Problem
In the data below, find every line that has the string "certify", and copy it.

[Saved data entries]
»»
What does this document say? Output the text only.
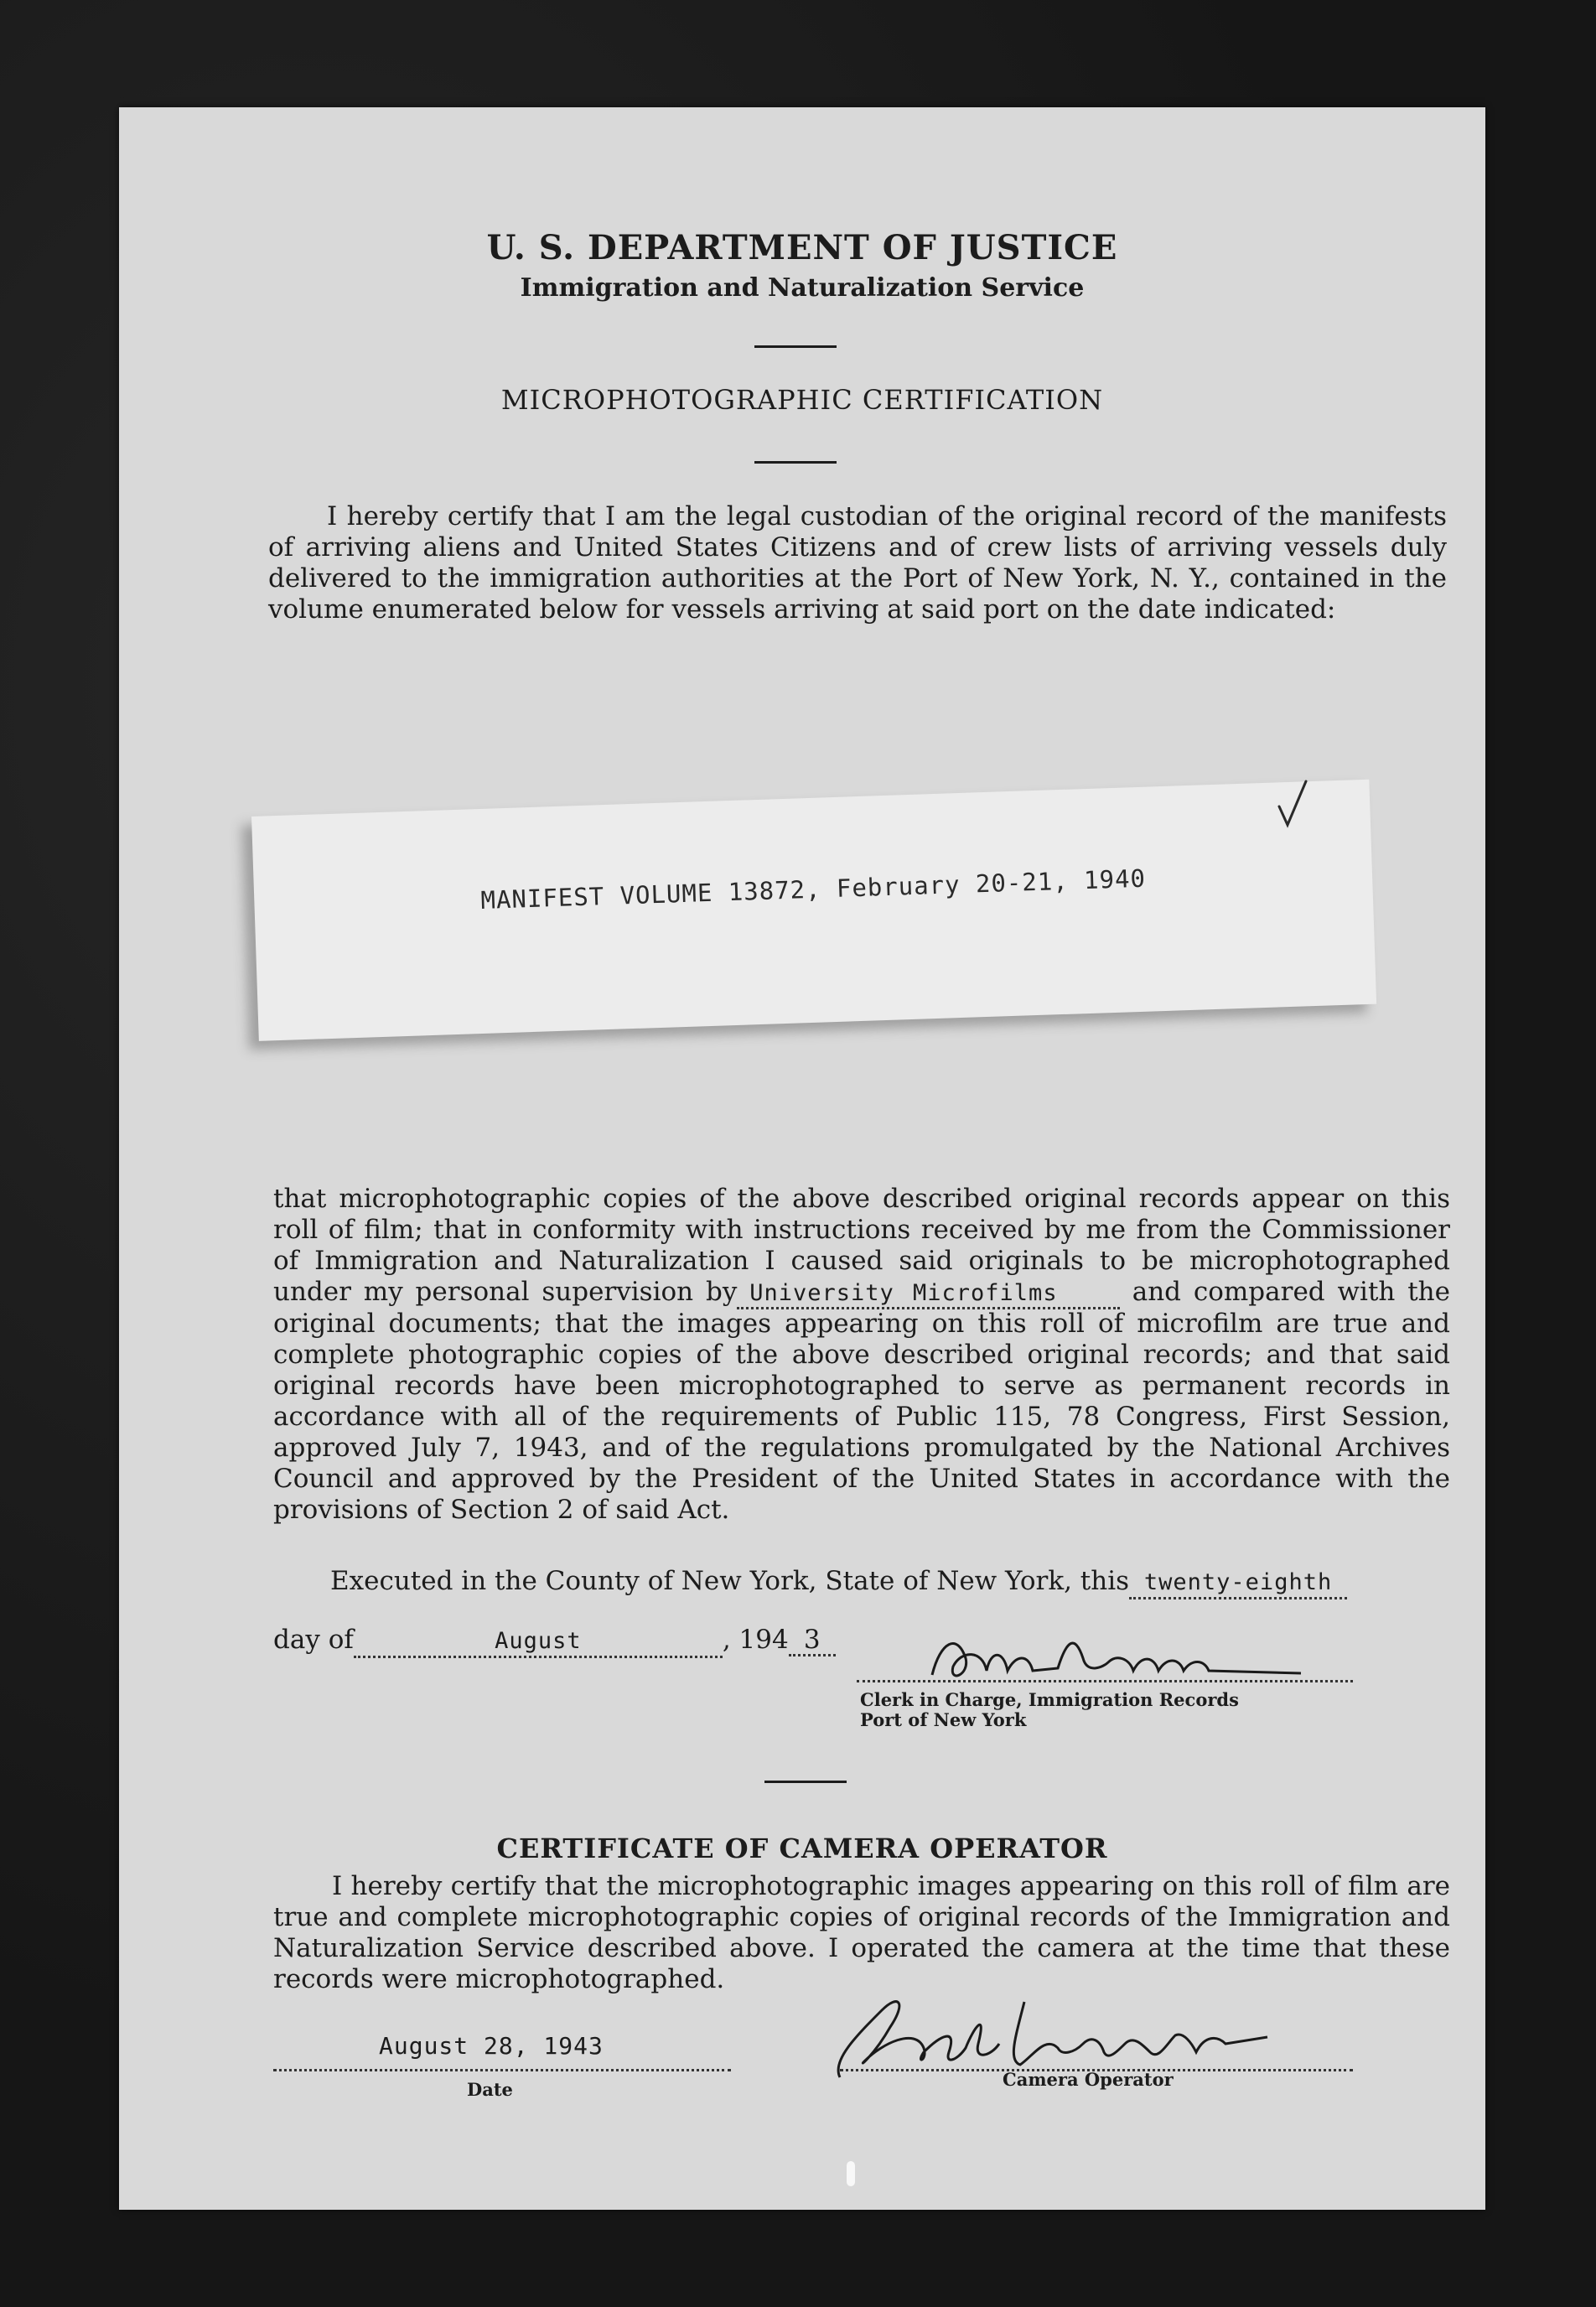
U. S. DEPARTMENT OF JUSTICE
Immigration and Naturalization Service
MICROPHOTOGRAPHIC CERTIFICATION
I hereby certify that I am the legal custodian of the original record of the manifests of arriving aliens and United States Citizens and of crew lists of arriving vessels duly delivered to the immigration authorities at the Port of New York, N. Y., contained in the volume enumerated below for vessels arriving at said port on the date indicated:
MANIFEST VOLUME 13872, February 20-21, 1940
that microphotographic copies of the above described original records appear on this roll of film; that in conformity with instructions received by me from the Commissioner of Immigration and Naturalization I caused said originals to be microphotographed under my personal supervision by University Microfilms	and compared with the original documents; that the images appearing on this roll of microfilm are true and complete photographic copies of the above described original records; and that said original records have been microphotographed to serve as permanent records in accordance with all of the requirements of Public 115, 78 Congress, First Session, approved July 7, 1943, and of the regulations promulgated by the National Archives Council and approved by the President of the United States in accordance with the provisions of Section 2 of said Act.
Executed in the County of New York, State of New York, this twenty-eighth
day of	August	, 194 3
Clerk in Charge, Immigration Records
Port of New York
CERTIFICATE OF CAMERA OPERATOR
I hereby certify that the microphotographic images appearing on this roll of film are true and complete microphotographic copies of original records of the Immigration and Naturalization Service described above. I operated the camera at the time that these records were microphotographed.
August 28, 1943
Date	Camera Operator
««
Solution to the exercise
I hereby certify that I am the legal custodian of the original record of the manifests of arriving aliens and United States Citizens and of crew lists of arriving vessels duly delivered to the immigration authorities at the Port of New York, N. Y., contained in the volume enumerated below for vessels arriving at said port on the date indicated:
I hereby certify that the microphotographic images appearing on this roll of film are true and complete microphotographic copies of original records of the Immigration and Naturalization Service described above. I operated the camera at the time that these records were microphotographed.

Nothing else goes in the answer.